— Begin Provided material —

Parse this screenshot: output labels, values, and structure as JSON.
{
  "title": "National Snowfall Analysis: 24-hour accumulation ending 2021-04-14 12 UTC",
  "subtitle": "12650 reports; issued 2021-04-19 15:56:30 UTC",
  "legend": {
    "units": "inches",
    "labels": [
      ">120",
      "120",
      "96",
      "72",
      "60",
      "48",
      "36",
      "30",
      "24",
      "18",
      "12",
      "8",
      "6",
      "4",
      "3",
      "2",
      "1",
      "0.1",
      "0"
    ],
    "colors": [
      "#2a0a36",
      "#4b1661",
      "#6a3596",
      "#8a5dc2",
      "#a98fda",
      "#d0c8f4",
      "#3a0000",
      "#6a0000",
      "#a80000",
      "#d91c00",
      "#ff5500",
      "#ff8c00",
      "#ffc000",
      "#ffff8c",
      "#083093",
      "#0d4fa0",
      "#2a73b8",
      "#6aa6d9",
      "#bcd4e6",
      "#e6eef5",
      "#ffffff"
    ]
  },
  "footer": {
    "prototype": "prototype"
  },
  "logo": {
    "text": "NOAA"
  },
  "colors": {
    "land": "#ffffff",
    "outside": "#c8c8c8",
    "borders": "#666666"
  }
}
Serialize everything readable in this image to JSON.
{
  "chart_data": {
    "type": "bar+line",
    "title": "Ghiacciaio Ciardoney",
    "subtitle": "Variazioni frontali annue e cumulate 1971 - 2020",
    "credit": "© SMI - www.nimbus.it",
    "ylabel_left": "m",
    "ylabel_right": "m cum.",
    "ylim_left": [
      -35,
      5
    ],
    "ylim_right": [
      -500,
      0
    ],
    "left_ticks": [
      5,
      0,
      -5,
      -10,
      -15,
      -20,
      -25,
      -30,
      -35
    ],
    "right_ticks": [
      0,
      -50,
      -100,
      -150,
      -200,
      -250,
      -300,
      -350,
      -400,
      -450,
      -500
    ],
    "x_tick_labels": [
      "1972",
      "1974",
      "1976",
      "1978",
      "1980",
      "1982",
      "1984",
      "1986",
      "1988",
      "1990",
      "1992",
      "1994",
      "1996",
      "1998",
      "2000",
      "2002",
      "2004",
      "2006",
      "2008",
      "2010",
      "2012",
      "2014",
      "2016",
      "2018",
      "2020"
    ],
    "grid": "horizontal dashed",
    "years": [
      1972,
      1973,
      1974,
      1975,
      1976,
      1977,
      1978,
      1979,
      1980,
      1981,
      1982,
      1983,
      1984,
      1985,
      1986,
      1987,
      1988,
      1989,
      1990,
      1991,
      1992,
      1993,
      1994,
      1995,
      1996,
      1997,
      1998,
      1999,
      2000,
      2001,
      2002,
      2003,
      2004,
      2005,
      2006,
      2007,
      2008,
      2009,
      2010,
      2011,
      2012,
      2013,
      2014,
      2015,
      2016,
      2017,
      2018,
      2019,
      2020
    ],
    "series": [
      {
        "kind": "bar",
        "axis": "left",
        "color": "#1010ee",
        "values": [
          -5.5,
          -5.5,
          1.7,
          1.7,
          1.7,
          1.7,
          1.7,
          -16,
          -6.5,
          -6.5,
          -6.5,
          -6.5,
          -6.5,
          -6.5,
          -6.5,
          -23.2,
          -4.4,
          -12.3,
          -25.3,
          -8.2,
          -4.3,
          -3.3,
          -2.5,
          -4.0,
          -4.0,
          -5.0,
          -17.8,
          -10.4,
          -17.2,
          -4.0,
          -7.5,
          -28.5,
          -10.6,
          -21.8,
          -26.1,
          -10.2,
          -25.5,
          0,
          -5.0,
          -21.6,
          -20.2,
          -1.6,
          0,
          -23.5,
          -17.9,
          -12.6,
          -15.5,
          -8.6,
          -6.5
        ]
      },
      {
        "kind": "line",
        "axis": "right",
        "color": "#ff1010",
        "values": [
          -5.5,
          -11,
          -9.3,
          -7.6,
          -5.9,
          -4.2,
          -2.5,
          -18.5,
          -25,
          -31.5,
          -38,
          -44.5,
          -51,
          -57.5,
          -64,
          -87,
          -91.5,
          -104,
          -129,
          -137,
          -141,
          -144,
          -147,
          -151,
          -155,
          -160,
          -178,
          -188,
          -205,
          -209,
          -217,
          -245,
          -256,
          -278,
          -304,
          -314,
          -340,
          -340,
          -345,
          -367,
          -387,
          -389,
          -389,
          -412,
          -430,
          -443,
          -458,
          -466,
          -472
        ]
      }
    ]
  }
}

— End Provided material —

Reproduce all the data word for word.

Parse this screenshot: output labels, values, and structure as JSON.
{
  "title": "National Snowfall Analysis: 24-hour accumulation ending 2021-04-14 12 UTC",
  "subtitle": "12650 reports; issued 2021-04-19 15:56:30 UTC",
  "legend": {
    "units": "inches",
    "labels": [
      ">120",
      "120",
      "96",
      "72",
      "60",
      "48",
      "36",
      "30",
      "24",
      "18",
      "12",
      "8",
      "6",
      "4",
      "3",
      "2",
      "1",
      "0.1",
      "0"
    ],
    "colors": [
      "#2a0a36",
      "#4b1661",
      "#6a3596",
      "#8a5dc2",
      "#a98fda",
      "#d0c8f4",
      "#3a0000",
      "#6a0000",
      "#a80000",
      "#d91c00",
      "#ff5500",
      "#ff8c00",
      "#ffc000",
      "#ffff8c",
      "#083093",
      "#0d4fa0",
      "#2a73b8",
      "#6aa6d9",
      "#bcd4e6",
      "#e6eef5",
      "#ffffff"
    ]
  },
  "footer": {
    "prototype": "prototype"
  },
  "logo": {
    "text": "NOAA"
  },
  "colors": {
    "land": "#ffffff",
    "outside": "#c8c8c8",
    "borders": "#666666"
  }
}
Serialize everything readable in this image to JSON.
{
  "chart_data": {
    "type": "bar+line",
    "title": "Ghiacciaio Ciardoney",
    "subtitle": "Variazioni frontali annue e cumulate 1971 - 2020",
    "credit": "© SMI - www.nimbus.it",
    "ylabel_left": "m",
    "ylabel_right": "m cum.",
    "ylim_left": [
      -35,
      5
    ],
    "ylim_right": [
      -500,
      0
    ],
    "left_ticks": [
      5,
      0,
      -5,
      -10,
      -15,
      -20,
      -25,
      -30,
      -35
    ],
    "right_ticks": [
      0,
      -50,
      -100,
      -150,
      -200,
      -250,
      -300,
      -350,
      -400,
      -450,
      -500
    ],
    "x_tick_labels": [
      "1972",
      "1974",
      "1976",
      "1978",
      "1980",
      "1982",
      "1984",
      "1986",
      "1988",
      "1990",
      "1992",
      "1994",
      "1996",
      "1998",
      "2000",
      "2002",
      "2004",
      "2006",
      "2008",
      "2010",
      "2012",
      "2014",
      "2016",
      "2018",
      "2020"
    ],
    "grid": "horizontal dashed",
    "years": [
      1972,
      1973,
      1974,
      1975,
      1976,
      1977,
      1978,
      1979,
      1980,
      1981,
      1982,
      1983,
      1984,
      1985,
      1986,
      1987,
      1988,
      1989,
      1990,
      1991,
      1992,
      1993,
      1994,
      1995,
      1996,
      1997,
      1998,
      1999,
      2000,
      2001,
      2002,
      2003,
      2004,
      2005,
      2006,
      2007,
      2008,
      2009,
      2010,
      2011,
      2012,
      2013,
      2014,
      2015,
      2016,
      2017,
      2018,
      2019,
      2020
    ],
    "series": [
      {
        "kind": "bar",
        "axis": "left",
        "color": "#1010ee",
        "values": [
          -5.5,
          -5.5,
          1.7,
          1.7,
          1.7,
          1.7,
          1.7,
          -16,
          -6.5,
          -6.5,
          -6.5,
          -6.5,
          -6.5,
          -6.5,
          -6.5,
          -23.2,
          -4.4,
          -12.3,
          -25.3,
          -8.2,
          -4.3,
          -3.3,
          -2.5,
          -4.0,
          -4.0,
          -5.0,
          -17.8,
          -10.4,
          -17.2,
          -4.0,
          -7.5,
          -28.5,
          -10.6,
          -21.8,
          -26.1,
          -10.2,
          -25.5,
          0,
          -5.0,
          -21.6,
          -20.2,
          -1.6,
          0,
          -23.5,
          -17.9,
          -12.6,
          -15.5,
          -8.6,
          -6.5
        ]
      },
      {
        "kind": "line",
        "axis": "right",
        "color": "#ff1010",
        "values": [
          -5.5,
          -11,
          -9.3,
          -7.6,
          -5.9,
          -4.2,
          -2.5,
          -18.5,
          -25,
          -31.5,
          -38,
          -44.5,
          -51,
          -57.5,
          -64,
          -87,
          -91.5,
          -104,
          -129,
          -137,
          -141,
          -144,
          -147,
          -151,
          -155,
          -160,
          -178,
          -188,
          -205,
          -209,
          -217,
          -245,
          -256,
          -278,
          -304,
          -314,
          -340,
          -340,
          -345,
          -367,
          -387,
          -389,
          -389,
          -412,
          -430,
          -443,
          -458,
          -466,
          -472
        ]
      }
    ]
  }
}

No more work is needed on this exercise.